::: Stored data

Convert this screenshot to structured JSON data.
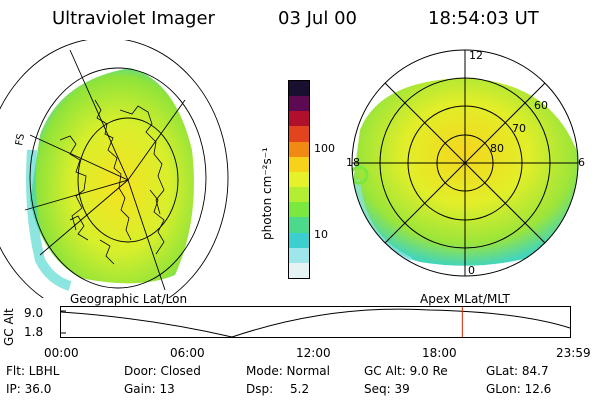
{
  "header": {
    "title": "Ultraviolet Imager",
    "date": "03 Jul 00",
    "time": "18:54:03 UT"
  },
  "colorbar": {
    "unit_label": "photon cm⁻²s⁻¹",
    "ticks": [
      "100",
      "10"
    ],
    "colors": [
      "#1a0f2e",
      "#5e0a52",
      "#b0102c",
      "#e2451e",
      "#f08a12",
      "#f6d21b",
      "#e5f12b",
      "#b4ee32",
      "#7be83f",
      "#4dd98c",
      "#3dcfcf",
      "#9fe6ea",
      "#e6f3f5"
    ]
  },
  "geo_panel": {
    "label": "Geographic Lat/Lon",
    "edge_label": "FS"
  },
  "apex_panel": {
    "label": "Apex MLat/MLT",
    "mlt_labels": {
      "top": "12",
      "left": "18",
      "right": "6",
      "bottom": "0"
    },
    "lat_labels": [
      "60",
      "70",
      "80"
    ]
  },
  "altitude_plot": {
    "ylabel": "GC Alt",
    "yticks": [
      "9.0",
      "1.8"
    ],
    "xticks": [
      "00:00",
      "06:00",
      "12:00",
      "18:00",
      "23:59"
    ],
    "current_time_fraction": 0.79,
    "marker_color": "#cc2200"
  },
  "info": {
    "flt": "Flt: LBHL",
    "door": "Door: Closed",
    "mode": "Mode: Normal",
    "gc_alt": "GC Alt: 9.0 Re",
    "glat": "GLat: 84.7",
    "ip": "IP: 36.0",
    "gain": "Gain: 13",
    "dsp_label": "Dsp:",
    "dsp_value": "5.2",
    "seq": "Seq: 39",
    "glon": "GLon: 12.6"
  }
}
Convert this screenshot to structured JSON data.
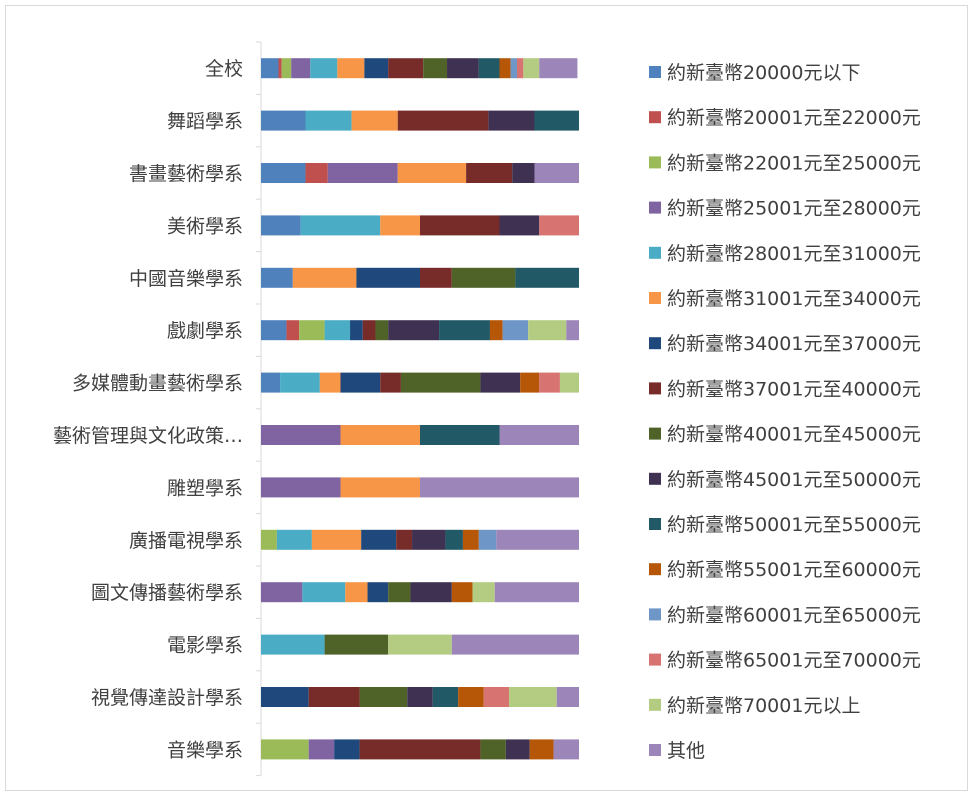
{
  "chart_data": {
    "type": "bar",
    "orientation": "horizontal",
    "stacked": "percent",
    "title": "",
    "xlabel": "",
    "ylabel": "",
    "xlim": [
      0,
      100
    ],
    "x_ticks": [
      "0%",
      "20%",
      "40%",
      "60%",
      "80%",
      "100%"
    ],
    "grid": false,
    "legend_position": "right",
    "categories": [
      "全校",
      "舞蹈學系",
      "書畫藝術學系",
      "美術學系",
      "中國音樂學系",
      "戲劇學系",
      "多媒體動畫藝術學系",
      "藝術管理與文化政策…",
      "雕塑學系",
      "廣播電視學系",
      "圖文傳播藝術學系",
      "電影學系",
      "視覺傳達設計學系",
      "音樂學系"
    ],
    "series": [
      {
        "name": "約新臺幣20000元以下",
        "color": "#4f81bd",
        "values": [
          5.5,
          14,
          14,
          12.5,
          10,
          8,
          6,
          0,
          0,
          0,
          0,
          0,
          0,
          0
        ]
      },
      {
        "name": "約新臺幣20001元至22000元",
        "color": "#c0504d",
        "values": [
          1,
          0,
          7,
          0,
          0,
          4,
          0,
          0,
          0,
          0,
          0,
          0,
          0,
          0
        ]
      },
      {
        "name": "約新臺幣22001元至25000元",
        "color": "#9bbb59",
        "values": [
          3,
          0,
          0,
          0,
          0,
          8,
          0,
          0,
          0,
          5,
          0,
          0,
          0,
          15
        ]
      },
      {
        "name": "約新臺幣25001元至28000元",
        "color": "#8064a2",
        "values": [
          6,
          0,
          22,
          0,
          0,
          0,
          0,
          25,
          25,
          0,
          13,
          0,
          0,
          8
        ]
      },
      {
        "name": "約新臺幣28001元至31000元",
        "color": "#4bacc6",
        "values": [
          8.5,
          14.5,
          0,
          25,
          0,
          8,
          12.5,
          0,
          0,
          11,
          13.5,
          20,
          0,
          0
        ]
      },
      {
        "name": "約新臺幣31001元至34000元",
        "color": "#f79646",
        "values": [
          8.5,
          14.5,
          21.5,
          12.5,
          20,
          0,
          6.5,
          25,
          25,
          15.5,
          7,
          0,
          0,
          0
        ]
      },
      {
        "name": "約新臺幣34001元至37000元",
        "color": "#1f497d",
        "values": [
          7.5,
          0,
          0,
          0,
          20,
          4,
          12.5,
          0,
          0,
          11,
          6.5,
          0,
          15,
          8
        ]
      },
      {
        "name": "約新臺幣37001元至40000元",
        "color": "#772c2a",
        "values": [
          11,
          28.5,
          14.5,
          25,
          10,
          4,
          6.5,
          0,
          0,
          5,
          0,
          0,
          16,
          38
        ]
      },
      {
        "name": "約新臺幣40001元至45000元",
        "color": "#4f6228",
        "values": [
          7.5,
          0,
          0,
          0,
          20,
          4,
          25,
          0,
          0,
          0,
          7,
          20,
          15,
          8
        ]
      },
      {
        "name": "約新臺幣45001元至50000元",
        "color": "#3f3151",
        "values": [
          10,
          14.5,
          7,
          12.5,
          0,
          16,
          12.5,
          0,
          0,
          10.5,
          13,
          0,
          8,
          7.5
        ]
      },
      {
        "name": "約新臺幣50001元至55000元",
        "color": "#215967",
        "values": [
          6.5,
          14,
          0,
          0,
          20,
          16,
          0,
          25,
          0,
          5.5,
          0,
          0,
          8,
          0
        ]
      },
      {
        "name": "約新臺幣55001元至60000元",
        "color": "#b65708",
        "values": [
          3.5,
          0,
          0,
          0,
          0,
          4,
          6,
          0,
          0,
          5,
          6.5,
          0,
          8,
          7.5
        ]
      },
      {
        "name": "約新臺幣60001元至65000元",
        "color": "#6e97c8",
        "values": [
          2,
          0,
          0,
          0,
          0,
          8,
          0,
          0,
          0,
          5.5,
          0,
          0,
          0,
          0
        ]
      },
      {
        "name": "約新臺幣65001元至70000元",
        "color": "#d77370",
        "values": [
          2,
          0,
          0,
          12.5,
          0,
          0,
          6.5,
          0,
          0,
          0,
          0,
          0,
          8,
          0
        ]
      },
      {
        "name": "約新臺幣70001元以上",
        "color": "#b3cc82",
        "values": [
          5,
          0,
          0,
          0,
          0,
          12,
          6,
          0,
          0,
          0,
          7,
          20,
          15,
          0
        ]
      },
      {
        "name": "其他",
        "color": "#9c85b8",
        "values": [
          12,
          0,
          14,
          0,
          0,
          4,
          0,
          25,
          50,
          26,
          26.5,
          40,
          7,
          8
        ]
      }
    ]
  }
}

::::::

§ Short problem
Copy all the records above exactly, but leave out the pictures.

§ Exercise output
Convert this screenshot to structured JSON data.
{
  "header": {
    "title": "Ultraviolet Imager",
    "date": "03 Jul 00",
    "time": "18:54:03 UT"
  },
  "colorbar": {
    "unit_label": "photon cm⁻²s⁻¹",
    "ticks": [
      "100",
      "10"
    ],
    "colors": [
      "#1a0f2e",
      "#5e0a52",
      "#b0102c",
      "#e2451e",
      "#f08a12",
      "#f6d21b",
      "#e5f12b",
      "#b4ee32",
      "#7be83f",
      "#4dd98c",
      "#3dcfcf",
      "#9fe6ea",
      "#e6f3f5"
    ]
  },
  "geo_panel": {
    "label": "Geographic Lat/Lon",
    "edge_label": "FS"
  },
  "apex_panel": {
    "label": "Apex MLat/MLT",
    "mlt_labels": {
      "top": "12",
      "left": "18",
      "right": "6",
      "bottom": "0"
    },
    "lat_labels": [
      "60",
      "70",
      "80"
    ]
  },
  "altitude_plot": {
    "ylabel": "GC Alt",
    "yticks": [
      "9.0",
      "1.8"
    ],
    "xticks": [
      "00:00",
      "06:00",
      "12:00",
      "18:00",
      "23:59"
    ],
    "current_time_fraction": 0.79,
    "marker_color": "#cc2200"
  },
  "info": {
    "flt": "Flt: LBHL",
    "door": "Door: Closed",
    "mode": "Mode: Normal",
    "gc_alt": "GC Alt: 9.0 Re",
    "glat": "GLat: 84.7",
    "ip": "IP: 36.0",
    "gain": "Gain: 13",
    "dsp_label": "Dsp:",
    "dsp_value": "5.2",
    "seq": "Seq: 39",
    "glon": "GLon: 12.6"
  }
}
Convert this screenshot to structured JSON data.
{
  "chart_data": {
    "type": "bar",
    "orientation": "horizontal",
    "stacked": "percent",
    "title": "",
    "xlabel": "",
    "ylabel": "",
    "xlim": [
      0,
      100
    ],
    "x_ticks": [
      "0%",
      "20%",
      "40%",
      "60%",
      "80%",
      "100%"
    ],
    "grid": false,
    "legend_position": "right",
    "categories": [
      "全校",
      "舞蹈學系",
      "書畫藝術學系",
      "美術學系",
      "中國音樂學系",
      "戲劇學系",
      "多媒體動畫藝術學系",
      "藝術管理與文化政策…",
      "雕塑學系",
      "廣播電視學系",
      "圖文傳播藝術學系",
      "電影學系",
      "視覺傳達設計學系",
      "音樂學系"
    ],
    "series": [
      {
        "name": "約新臺幣20000元以下",
        "color": "#4f81bd",
        "values": [
          5.5,
          14,
          14,
          12.5,
          10,
          8,
          6,
          0,
          0,
          0,
          0,
          0,
          0,
          0
        ]
      },
      {
        "name": "約新臺幣20001元至22000元",
        "color": "#c0504d",
        "values": [
          1,
          0,
          7,
          0,
          0,
          4,
          0,
          0,
          0,
          0,
          0,
          0,
          0,
          0
        ]
      },
      {
        "name": "約新臺幣22001元至25000元",
        "color": "#9bbb59",
        "values": [
          3,
          0,
          0,
          0,
          0,
          8,
          0,
          0,
          0,
          5,
          0,
          0,
          0,
          15
        ]
      },
      {
        "name": "約新臺幣25001元至28000元",
        "color": "#8064a2",
        "values": [
          6,
          0,
          22,
          0,
          0,
          0,
          0,
          25,
          25,
          0,
          13,
          0,
          0,
          8
        ]
      },
      {
        "name": "約新臺幣28001元至31000元",
        "color": "#4bacc6",
        "values": [
          8.5,
          14.5,
          0,
          25,
          0,
          8,
          12.5,
          0,
          0,
          11,
          13.5,
          20,
          0,
          0
        ]
      },
      {
        "name": "約新臺幣31001元至34000元",
        "color": "#f79646",
        "values": [
          8.5,
          14.5,
          21.5,
          12.5,
          20,
          0,
          6.5,
          25,
          25,
          15.5,
          7,
          0,
          0,
          0
        ]
      },
      {
        "name": "約新臺幣34001元至37000元",
        "color": "#1f497d",
        "values": [
          7.5,
          0,
          0,
          0,
          20,
          4,
          12.5,
          0,
          0,
          11,
          6.5,
          0,
          15,
          8
        ]
      },
      {
        "name": "約新臺幣37001元至40000元",
        "color": "#772c2a",
        "values": [
          11,
          28.5,
          14.5,
          25,
          10,
          4,
          6.5,
          0,
          0,
          5,
          0,
          0,
          16,
          38
        ]
      },
      {
        "name": "約新臺幣40001元至45000元",
        "color": "#4f6228",
        "values": [
          7.5,
          0,
          0,
          0,
          20,
          4,
          25,
          0,
          0,
          0,
          7,
          20,
          15,
          8
        ]
      },
      {
        "name": "約新臺幣45001元至50000元",
        "color": "#3f3151",
        "values": [
          10,
          14.5,
          7,
          12.5,
          0,
          16,
          12.5,
          0,
          0,
          10.5,
          13,
          0,
          8,
          7.5
        ]
      },
      {
        "name": "約新臺幣50001元至55000元",
        "color": "#215967",
        "values": [
          6.5,
          14,
          0,
          0,
          20,
          16,
          0,
          25,
          0,
          5.5,
          0,
          0,
          8,
          0
        ]
      },
      {
        "name": "約新臺幣55001元至60000元",
        "color": "#b65708",
        "values": [
          3.5,
          0,
          0,
          0,
          0,
          4,
          6,
          0,
          0,
          5,
          6.5,
          0,
          8,
          7.5
        ]
      },
      {
        "name": "約新臺幣60001元至65000元",
        "color": "#6e97c8",
        "values": [
          2,
          0,
          0,
          0,
          0,
          8,
          0,
          0,
          0,
          5.5,
          0,
          0,
          0,
          0
        ]
      },
      {
        "name": "約新臺幣65001元至70000元",
        "color": "#d77370",
        "values": [
          2,
          0,
          0,
          12.5,
          0,
          0,
          6.5,
          0,
          0,
          0,
          0,
          0,
          8,
          0
        ]
      },
      {
        "name": "約新臺幣70001元以上",
        "color": "#b3cc82",
        "values": [
          5,
          0,
          0,
          0,
          0,
          12,
          6,
          0,
          0,
          0,
          7,
          20,
          15,
          0
        ]
      },
      {
        "name": "其他",
        "color": "#9c85b8",
        "values": [
          12,
          0,
          14,
          0,
          0,
          4,
          0,
          25,
          50,
          26,
          26.5,
          40,
          7,
          8
        ]
      }
    ]
  }
}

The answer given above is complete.